* AIM *
Give every entry again, unchanged, and leave its images out.

━━ DATASET RECORDS ━━

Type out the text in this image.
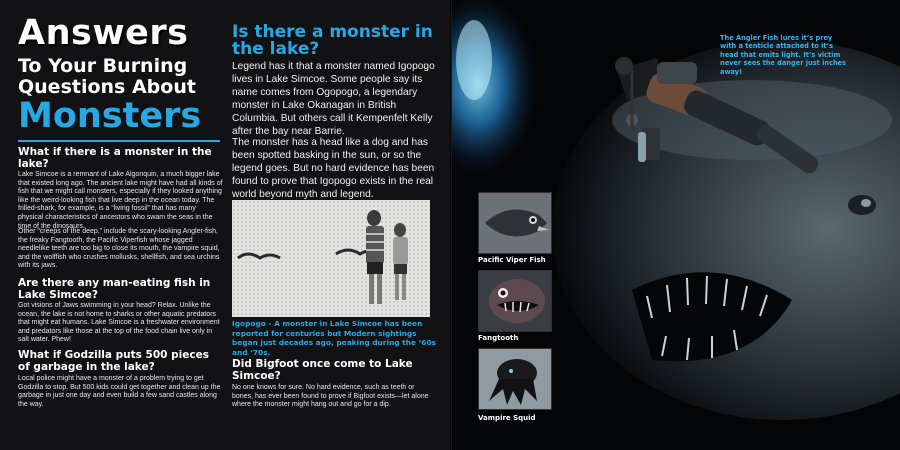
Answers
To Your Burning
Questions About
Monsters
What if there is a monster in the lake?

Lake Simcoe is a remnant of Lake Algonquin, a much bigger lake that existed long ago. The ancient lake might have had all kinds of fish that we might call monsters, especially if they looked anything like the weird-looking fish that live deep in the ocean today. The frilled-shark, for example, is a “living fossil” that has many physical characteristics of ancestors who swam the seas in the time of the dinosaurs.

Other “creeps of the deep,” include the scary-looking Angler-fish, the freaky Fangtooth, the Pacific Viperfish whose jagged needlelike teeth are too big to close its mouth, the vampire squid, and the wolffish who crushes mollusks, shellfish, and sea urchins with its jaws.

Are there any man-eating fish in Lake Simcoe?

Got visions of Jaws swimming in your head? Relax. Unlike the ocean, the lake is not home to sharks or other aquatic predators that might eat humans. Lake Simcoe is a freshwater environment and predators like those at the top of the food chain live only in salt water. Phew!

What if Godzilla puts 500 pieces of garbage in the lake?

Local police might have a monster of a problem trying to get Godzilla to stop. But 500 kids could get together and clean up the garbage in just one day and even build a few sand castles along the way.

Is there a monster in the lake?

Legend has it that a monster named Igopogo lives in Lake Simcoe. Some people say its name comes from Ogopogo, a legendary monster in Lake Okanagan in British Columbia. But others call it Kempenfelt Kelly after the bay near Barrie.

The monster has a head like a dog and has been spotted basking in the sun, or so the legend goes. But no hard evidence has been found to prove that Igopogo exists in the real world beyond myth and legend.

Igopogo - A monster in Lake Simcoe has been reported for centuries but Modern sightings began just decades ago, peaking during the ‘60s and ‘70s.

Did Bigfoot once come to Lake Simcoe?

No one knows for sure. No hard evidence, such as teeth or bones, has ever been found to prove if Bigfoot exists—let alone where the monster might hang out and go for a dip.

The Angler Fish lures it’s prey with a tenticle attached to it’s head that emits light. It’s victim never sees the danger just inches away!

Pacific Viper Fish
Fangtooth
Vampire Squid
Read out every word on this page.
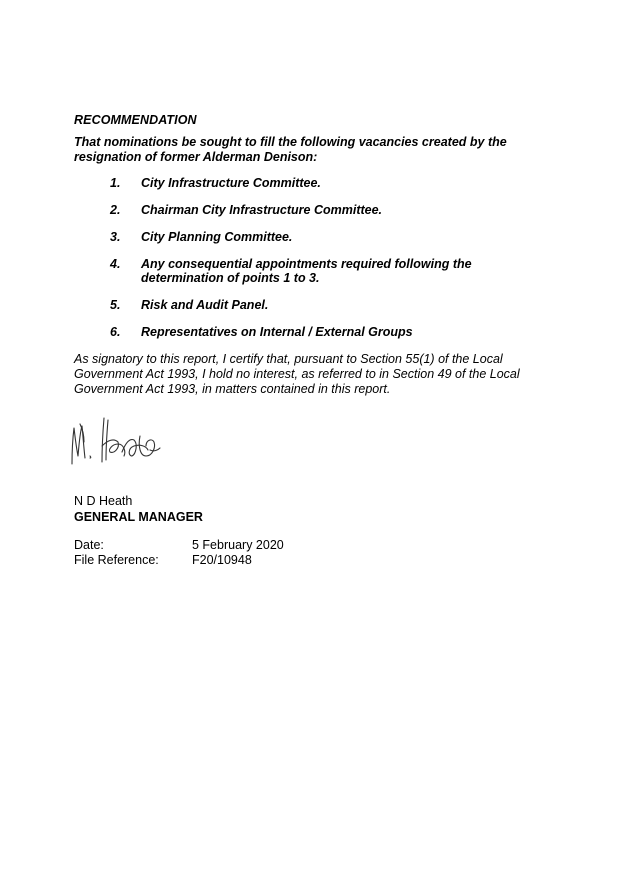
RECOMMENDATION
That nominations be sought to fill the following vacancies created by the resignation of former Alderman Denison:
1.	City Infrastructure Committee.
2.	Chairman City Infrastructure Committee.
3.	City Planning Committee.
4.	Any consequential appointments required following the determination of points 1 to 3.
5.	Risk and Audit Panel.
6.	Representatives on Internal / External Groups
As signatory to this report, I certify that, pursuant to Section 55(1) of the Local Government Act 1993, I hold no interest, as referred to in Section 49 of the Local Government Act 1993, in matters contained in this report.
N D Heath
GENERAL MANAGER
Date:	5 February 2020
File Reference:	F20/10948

━━━

* OUTPUT OF THE EXERCISE *
Type out the text in this image.
Answers
To Your Burning
Questions About
Monsters
What if there is a monster in the lake?

Lake Simcoe is a remnant of Lake Algonquin, a much bigger lake that existed long ago. The ancient lake might have had all kinds of fish that we might call monsters, especially if they looked anything like the weird-looking fish that live deep in the ocean today. The frilled-shark, for example, is a “living fossil” that has many physical characteristics of ancestors who swam the seas in the time of the dinosaurs.

Other “creeps of the deep,” include the scary-looking Angler-fish, the freaky Fangtooth, the Pacific Viperfish whose jagged needlelike teeth are too big to close its mouth, the vampire squid, and the wolffish who crushes mollusks, shellfish, and sea urchins with its jaws.

Are there any man-eating fish in Lake Simcoe?

Got visions of Jaws swimming in your head? Relax. Unlike the ocean, the lake is not home to sharks or other aquatic predators that might eat humans. Lake Simcoe is a freshwater environment and predators like those at the top of the food chain live only in salt water. Phew!

What if Godzilla puts 500 pieces of garbage in the lake?

Local police might have a monster of a problem trying to get Godzilla to stop. But 500 kids could get together and clean up the garbage in just one day and even build a few sand castles along the way.

Is there a monster in the lake?

Legend has it that a monster named Igopogo lives in Lake Simcoe. Some people say its name comes from Ogopogo, a legendary monster in Lake Okanagan in British Columbia. But others call it Kempenfelt Kelly after the bay near Barrie.

The monster has a head like a dog and has been spotted basking in the sun, or so the legend goes. But no hard evidence has been found to prove that Igopogo exists in the real world beyond myth and legend.

Igopogo - A monster in Lake Simcoe has been reported for centuries but Modern sightings began just decades ago, peaking during the ‘60s and ‘70s.

Did Bigfoot once come to Lake Simcoe?

No one knows for sure. No hard evidence, such as teeth or bones, has ever been found to prove if Bigfoot exists—let alone where the monster might hang out and go for a dip.

The Angler Fish lures it’s prey with a tenticle attached to it’s head that emits light. It’s victim never sees the danger just inches away!

Pacific Viper Fish
Fangtooth
Vampire Squid
Read out every word on this page.
RECOMMENDATION
That nominations be sought to fill the following vacancies created by the resignation of former Alderman Denison:
1.	City Infrastructure Committee.
2.	Chairman City Infrastructure Committee.
3.	City Planning Committee.
4.	Any consequential appointments required following the determination of points 1 to 3.
5.	Risk and Audit Panel.
6.	Representatives on Internal / External Groups
As signatory to this report, I certify that, pursuant to Section 55(1) of the Local Government Act 1993, I hold no interest, as referred to in Section 49 of the Local Government Act 1993, in matters contained in this report.
N D Heath
GENERAL MANAGER
Date:	5 February 2020
File Reference:	F20/10948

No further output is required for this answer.